Dataset excerpt

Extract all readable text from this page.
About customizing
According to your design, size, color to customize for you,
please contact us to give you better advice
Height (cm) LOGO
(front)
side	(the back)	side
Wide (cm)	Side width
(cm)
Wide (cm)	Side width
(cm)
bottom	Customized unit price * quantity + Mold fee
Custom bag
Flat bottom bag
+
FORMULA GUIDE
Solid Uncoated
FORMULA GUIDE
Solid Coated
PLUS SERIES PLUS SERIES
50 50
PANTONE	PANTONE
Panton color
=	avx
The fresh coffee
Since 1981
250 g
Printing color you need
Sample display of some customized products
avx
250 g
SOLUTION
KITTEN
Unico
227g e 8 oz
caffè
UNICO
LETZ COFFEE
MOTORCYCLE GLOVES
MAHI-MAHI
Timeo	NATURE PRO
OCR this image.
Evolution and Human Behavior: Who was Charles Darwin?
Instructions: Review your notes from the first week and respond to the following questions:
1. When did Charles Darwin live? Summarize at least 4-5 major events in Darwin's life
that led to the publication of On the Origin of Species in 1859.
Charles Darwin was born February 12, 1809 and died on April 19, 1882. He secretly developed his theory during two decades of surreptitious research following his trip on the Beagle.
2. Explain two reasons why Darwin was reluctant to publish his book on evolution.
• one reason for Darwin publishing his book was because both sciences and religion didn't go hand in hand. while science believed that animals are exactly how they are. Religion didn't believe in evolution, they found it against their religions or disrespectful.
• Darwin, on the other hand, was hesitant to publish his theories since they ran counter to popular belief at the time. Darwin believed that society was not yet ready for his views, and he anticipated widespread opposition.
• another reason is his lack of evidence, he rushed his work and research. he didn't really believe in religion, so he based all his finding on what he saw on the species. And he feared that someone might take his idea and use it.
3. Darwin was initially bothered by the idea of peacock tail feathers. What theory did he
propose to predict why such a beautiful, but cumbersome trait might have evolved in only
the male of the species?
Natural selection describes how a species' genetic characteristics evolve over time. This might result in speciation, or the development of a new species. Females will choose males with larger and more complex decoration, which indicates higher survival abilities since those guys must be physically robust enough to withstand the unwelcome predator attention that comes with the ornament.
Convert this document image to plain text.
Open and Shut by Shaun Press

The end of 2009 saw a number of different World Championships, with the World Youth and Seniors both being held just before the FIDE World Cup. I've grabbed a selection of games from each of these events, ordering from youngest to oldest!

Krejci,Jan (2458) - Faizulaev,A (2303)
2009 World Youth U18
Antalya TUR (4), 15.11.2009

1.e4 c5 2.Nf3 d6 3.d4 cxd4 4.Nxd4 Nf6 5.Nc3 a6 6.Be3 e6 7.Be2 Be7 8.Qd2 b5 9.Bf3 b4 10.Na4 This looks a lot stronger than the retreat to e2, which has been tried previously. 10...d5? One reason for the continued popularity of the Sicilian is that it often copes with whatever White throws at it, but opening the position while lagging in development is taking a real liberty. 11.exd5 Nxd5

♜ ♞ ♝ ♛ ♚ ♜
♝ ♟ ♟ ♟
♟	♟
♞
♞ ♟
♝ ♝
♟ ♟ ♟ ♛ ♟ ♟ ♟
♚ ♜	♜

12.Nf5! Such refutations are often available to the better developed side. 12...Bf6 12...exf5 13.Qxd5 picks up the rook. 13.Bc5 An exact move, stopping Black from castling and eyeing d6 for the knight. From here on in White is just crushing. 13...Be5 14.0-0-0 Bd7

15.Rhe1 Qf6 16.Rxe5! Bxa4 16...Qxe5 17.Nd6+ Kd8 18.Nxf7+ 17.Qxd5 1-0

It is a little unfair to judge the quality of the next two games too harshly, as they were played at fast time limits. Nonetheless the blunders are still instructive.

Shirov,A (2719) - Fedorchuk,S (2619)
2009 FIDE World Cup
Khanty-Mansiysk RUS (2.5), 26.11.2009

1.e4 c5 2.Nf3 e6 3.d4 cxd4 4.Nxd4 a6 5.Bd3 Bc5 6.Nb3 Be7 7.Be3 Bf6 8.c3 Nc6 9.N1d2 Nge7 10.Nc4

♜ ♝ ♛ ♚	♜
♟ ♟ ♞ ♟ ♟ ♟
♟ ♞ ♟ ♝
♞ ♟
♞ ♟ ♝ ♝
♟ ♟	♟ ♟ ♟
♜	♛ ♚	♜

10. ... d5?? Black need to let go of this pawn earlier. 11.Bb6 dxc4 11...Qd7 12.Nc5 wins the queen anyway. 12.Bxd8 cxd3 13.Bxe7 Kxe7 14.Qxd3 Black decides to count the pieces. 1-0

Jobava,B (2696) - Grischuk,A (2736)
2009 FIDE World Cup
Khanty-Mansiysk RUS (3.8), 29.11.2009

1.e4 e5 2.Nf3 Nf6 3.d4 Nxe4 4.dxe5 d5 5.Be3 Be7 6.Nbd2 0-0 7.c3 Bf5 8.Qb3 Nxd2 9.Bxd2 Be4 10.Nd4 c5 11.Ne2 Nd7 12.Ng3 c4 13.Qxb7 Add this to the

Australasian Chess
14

▶ THE REQUEST: Output the listing above without altering a single character.

▶ FULL SOLUTION:
Extract all readable text from this page.
About customizing
According to your design, size, color to customize for you,
please contact us to give you better advice
Height (cm) LOGO
(front)
side	(the back)	side
Wide (cm)	Side width
(cm)
Wide (cm)	Side width
(cm)
bottom	Customized unit price * quantity + Mold fee
Custom bag
Flat bottom bag
+
FORMULA GUIDE
Solid Uncoated
FORMULA GUIDE
Solid Coated
PLUS SERIES PLUS SERIES
50 50
PANTONE	PANTONE
Panton color
=	avx
The fresh coffee
Since 1981
250 g
Printing color you need
Sample display of some customized products
avx
250 g
SOLUTION
KITTEN
Unico
227g e 8 oz
caffè
UNICO
LETZ COFFEE
MOTORCYCLE GLOVES
MAHI-MAHI
Timeo	NATURE PRO
OCR this image.
Evolution and Human Behavior: Who was Charles Darwin?
Instructions: Review your notes from the first week and respond to the following questions:
1. When did Charles Darwin live? Summarize at least 4-5 major events in Darwin's life
that led to the publication of On the Origin of Species in 1859.
Charles Darwin was born February 12, 1809 and died on April 19, 1882. He secretly developed his theory during two decades of surreptitious research following his trip on the Beagle.
2. Explain two reasons why Darwin was reluctant to publish his book on evolution.
• one reason for Darwin publishing his book was because both sciences and religion didn't go hand in hand. while science believed that animals are exactly how they are. Religion didn't believe in evolution, they found it against their religions or disrespectful.
• Darwin, on the other hand, was hesitant to publish his theories since they ran counter to popular belief at the time. Darwin believed that society was not yet ready for his views, and he anticipated widespread opposition.
• another reason is his lack of evidence, he rushed his work and research. he didn't really believe in religion, so he based all his finding on what he saw on the species. And he feared that someone might take his idea and use it.
3. Darwin was initially bothered by the idea of peacock tail feathers. What theory did he
propose to predict why such a beautiful, but cumbersome trait might have evolved in only
the male of the species?
Natural selection describes how a species' genetic characteristics evolve over time. This might result in speciation, or the development of a new species. Females will choose males with larger and more complex decoration, which indicates higher survival abilities since those guys must be physically robust enough to withstand the unwelcome predator attention that comes with the ornament.
Convert this document image to plain text.
Open and Shut by Shaun Press

The end of 2009 saw a number of different World Championships, with the World Youth and Seniors both being held just before the FIDE World Cup. I've grabbed a selection of games from each of these events, ordering from youngest to oldest!

Krejci,Jan (2458) - Faizulaev,A (2303)
2009 World Youth U18
Antalya TUR (4), 15.11.2009

1.e4 c5 2.Nf3 d6 3.d4 cxd4 4.Nxd4 Nf6 5.Nc3 a6 6.Be3 e6 7.Be2 Be7 8.Qd2 b5 9.Bf3 b4 10.Na4 This looks a lot stronger than the retreat to e2, which has been tried previously. 10...d5? One reason for the continued popularity of the Sicilian is that it often copes with whatever White throws at it, but opening the position while lagging in development is taking a real liberty. 11.exd5 Nxd5

♜ ♞ ♝ ♛ ♚ ♜
♝ ♟ ♟ ♟
♟	♟
♞
♞ ♟
♝ ♝
♟ ♟ ♟ ♛ ♟ ♟ ♟
♚ ♜	♜

12.Nf5! Such refutations are often available to the better developed side. 12...Bf6 12...exf5 13.Qxd5 picks up the rook. 13.Bc5 An exact move, stopping Black from castling and eyeing d6 for the knight. From here on in White is just crushing. 13...Be5 14.0-0-0 Bd7

15.Rhe1 Qf6 16.Rxe5! Bxa4 16...Qxe5 17.Nd6+ Kd8 18.Nxf7+ 17.Qxd5 1-0

It is a little unfair to judge the quality of the next two games too harshly, as they were played at fast time limits. Nonetheless the blunders are still instructive.

Shirov,A (2719) - Fedorchuk,S (2619)
2009 FIDE World Cup
Khanty-Mansiysk RUS (2.5), 26.11.2009

1.e4 c5 2.Nf3 e6 3.d4 cxd4 4.Nxd4 a6 5.Bd3 Bc5 6.Nb3 Be7 7.Be3 Bf6 8.c3 Nc6 9.N1d2 Nge7 10.Nc4

♜ ♝ ♛ ♚	♜
♟ ♟ ♞ ♟ ♟ ♟
♟ ♞ ♟ ♝
♞ ♟
♞ ♟ ♝ ♝
♟ ♟	♟ ♟ ♟
♜	♛ ♚	♜

10. ... d5?? Black need to let go of this pawn earlier. 11.Bb6 dxc4 11...Qd7 12.Nc5 wins the queen anyway. 12.Bxd8 cxd3 13.Bxe7 Kxe7 14.Qxd3 Black decides to count the pieces. 1-0

Jobava,B (2696) - Grischuk,A (2736)
2009 FIDE World Cup
Khanty-Mansiysk RUS (3.8), 29.11.2009

1.e4 e5 2.Nf3 Nf6 3.d4 Nxe4 4.dxe5 d5 5.Be3 Be7 6.Nbd2 0-0 7.c3 Bf5 8.Qb3 Nxd2 9.Bxd2 Be4 10.Nd4 c5 11.Ne2 Nd7 12.Ng3 c4 13.Qxb7 Add this to the

Australasian Chess
14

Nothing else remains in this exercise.